REQUIREMENT: Copy the following lines word for word.
BEGIN INPUT MATERIAL
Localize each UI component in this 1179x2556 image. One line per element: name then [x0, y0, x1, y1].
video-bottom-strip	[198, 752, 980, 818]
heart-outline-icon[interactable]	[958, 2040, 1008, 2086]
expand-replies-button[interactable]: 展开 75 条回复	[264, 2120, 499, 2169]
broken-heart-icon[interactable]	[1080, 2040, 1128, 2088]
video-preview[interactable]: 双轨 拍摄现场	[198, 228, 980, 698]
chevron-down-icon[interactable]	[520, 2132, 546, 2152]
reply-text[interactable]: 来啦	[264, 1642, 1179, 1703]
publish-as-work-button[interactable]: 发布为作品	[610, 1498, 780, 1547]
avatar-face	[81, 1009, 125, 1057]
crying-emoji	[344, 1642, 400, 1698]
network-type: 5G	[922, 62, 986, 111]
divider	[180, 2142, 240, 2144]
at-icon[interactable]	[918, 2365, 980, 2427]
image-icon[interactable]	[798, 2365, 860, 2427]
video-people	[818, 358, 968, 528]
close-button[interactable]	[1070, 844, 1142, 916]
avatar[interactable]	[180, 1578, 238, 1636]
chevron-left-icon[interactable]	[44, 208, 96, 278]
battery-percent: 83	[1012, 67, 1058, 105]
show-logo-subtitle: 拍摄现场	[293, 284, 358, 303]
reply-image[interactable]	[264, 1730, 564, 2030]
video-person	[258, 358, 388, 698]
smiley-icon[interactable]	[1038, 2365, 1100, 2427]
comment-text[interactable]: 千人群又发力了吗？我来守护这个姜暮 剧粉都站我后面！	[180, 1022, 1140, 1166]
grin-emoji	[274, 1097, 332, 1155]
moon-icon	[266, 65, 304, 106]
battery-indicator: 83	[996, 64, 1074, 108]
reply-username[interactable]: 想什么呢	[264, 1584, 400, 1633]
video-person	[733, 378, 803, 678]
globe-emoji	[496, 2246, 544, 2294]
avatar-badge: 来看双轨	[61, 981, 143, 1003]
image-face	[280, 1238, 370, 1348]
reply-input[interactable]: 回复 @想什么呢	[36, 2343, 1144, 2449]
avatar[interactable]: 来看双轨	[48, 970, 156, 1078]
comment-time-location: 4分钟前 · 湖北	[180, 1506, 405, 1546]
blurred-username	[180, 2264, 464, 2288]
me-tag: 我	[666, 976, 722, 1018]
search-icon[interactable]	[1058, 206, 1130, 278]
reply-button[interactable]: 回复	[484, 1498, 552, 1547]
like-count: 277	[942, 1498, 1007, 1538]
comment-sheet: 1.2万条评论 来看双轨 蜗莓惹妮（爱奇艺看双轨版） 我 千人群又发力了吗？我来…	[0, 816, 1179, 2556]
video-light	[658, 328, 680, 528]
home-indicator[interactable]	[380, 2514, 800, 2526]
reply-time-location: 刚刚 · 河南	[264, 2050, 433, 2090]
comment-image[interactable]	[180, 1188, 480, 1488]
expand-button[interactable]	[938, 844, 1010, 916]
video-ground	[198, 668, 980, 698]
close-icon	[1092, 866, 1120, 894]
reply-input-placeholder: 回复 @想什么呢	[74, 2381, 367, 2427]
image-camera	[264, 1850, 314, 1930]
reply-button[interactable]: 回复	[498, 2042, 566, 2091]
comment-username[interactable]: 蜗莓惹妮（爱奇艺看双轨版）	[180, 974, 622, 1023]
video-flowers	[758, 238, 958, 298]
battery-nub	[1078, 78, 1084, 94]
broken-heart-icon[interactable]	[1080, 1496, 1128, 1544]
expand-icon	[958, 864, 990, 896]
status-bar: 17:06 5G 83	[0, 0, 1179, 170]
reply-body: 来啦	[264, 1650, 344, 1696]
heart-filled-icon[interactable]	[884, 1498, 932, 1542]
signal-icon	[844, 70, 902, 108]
END INPUT MATERIAL
COMPLETED TASK:
Localize each UI component in this 1179x2556 image. One line per element: name then [x0, y0, x1, y1].
video-bottom-strip	[198, 752, 980, 818]
heart-outline-icon[interactable]	[958, 2040, 1008, 2086]
expand-replies-button[interactable]: 展开 75 条回复	[264, 2120, 499, 2169]
broken-heart-icon[interactable]	[1080, 2040, 1128, 2088]
video-preview[interactable]: 双轨 拍摄现场	[198, 228, 980, 698]
chevron-down-icon[interactable]	[520, 2132, 546, 2152]
reply-text[interactable]: 来啦	[264, 1642, 1179, 1703]
publish-as-work-button[interactable]: 发布为作品	[610, 1498, 780, 1547]
avatar-face	[81, 1009, 125, 1057]
crying-emoji	[344, 1642, 400, 1698]
network-type: 5G	[922, 62, 986, 111]
divider	[180, 2142, 240, 2144]
at-icon[interactable]	[918, 2365, 980, 2427]
image-icon[interactable]	[798, 2365, 860, 2427]
video-people	[818, 358, 968, 528]
close-button[interactable]	[1070, 844, 1142, 916]
avatar[interactable]	[180, 1578, 238, 1636]
chevron-left-icon[interactable]	[44, 208, 96, 278]
battery-percent: 83	[1012, 67, 1058, 105]
show-logo-subtitle: 拍摄现场	[293, 284, 358, 303]
reply-image[interactable]	[264, 1730, 564, 2030]
video-person	[258, 358, 388, 698]
smiley-icon[interactable]	[1038, 2365, 1100, 2427]
comment-text[interactable]: 千人群又发力了吗？我来守护这个姜暮 剧粉都站我后面！	[180, 1022, 1140, 1166]
grin-emoji	[274, 1097, 332, 1155]
moon-icon	[266, 65, 304, 106]
battery-indicator: 83	[996, 64, 1074, 108]
reply-username[interactable]: 想什么呢	[264, 1584, 400, 1633]
video-person	[733, 378, 803, 678]
globe-emoji	[496, 2246, 544, 2294]
avatar-badge: 来看双轨	[61, 981, 143, 1003]
image-face	[280, 1238, 370, 1348]
reply-input[interactable]: 回复 @想什么呢	[36, 2343, 1144, 2449]
avatar[interactable]: 来看双轨	[48, 970, 156, 1078]
comment-time-location: 4分钟前 · 湖北	[180, 1506, 405, 1546]
blurred-username	[180, 2264, 464, 2288]
me-tag: 我	[666, 976, 722, 1018]
search-icon[interactable]	[1058, 206, 1130, 278]
reply-button[interactable]: 回复	[484, 1498, 552, 1547]
like-count: 277	[942, 1498, 1007, 1538]
comment-sheet: 1.2万条评论 来看双轨 蜗莓惹妮（爱奇艺看双轨版） 我 千人群又发力了吗？我来…	[0, 816, 1179, 2556]
video-light	[658, 328, 680, 528]
home-indicator[interactable]	[380, 2514, 800, 2526]
reply-time-location: 刚刚 · 河南	[264, 2050, 433, 2090]
comment-image[interactable]	[180, 1188, 480, 1488]
expand-button[interactable]	[938, 844, 1010, 916]
video-ground	[198, 668, 980, 698]
close-icon	[1092, 866, 1120, 894]
reply-input-placeholder: 回复 @想什么呢	[74, 2381, 367, 2427]
image-camera	[264, 1850, 314, 1930]
reply-button[interactable]: 回复	[498, 2042, 566, 2091]
comment-username[interactable]: 蜗莓惹妮（爱奇艺看双轨版）	[180, 974, 622, 1023]
video-flowers	[758, 238, 958, 298]
battery-nub	[1078, 78, 1084, 94]
broken-heart-icon[interactable]	[1080, 1496, 1128, 1544]
expand-icon	[958, 864, 990, 896]
status-bar: 17:06 5G 83	[0, 0, 1179, 170]
reply-body: 来啦	[264, 1650, 344, 1696]
heart-filled-icon[interactable]	[884, 1498, 932, 1542]
signal-icon	[844, 70, 902, 108]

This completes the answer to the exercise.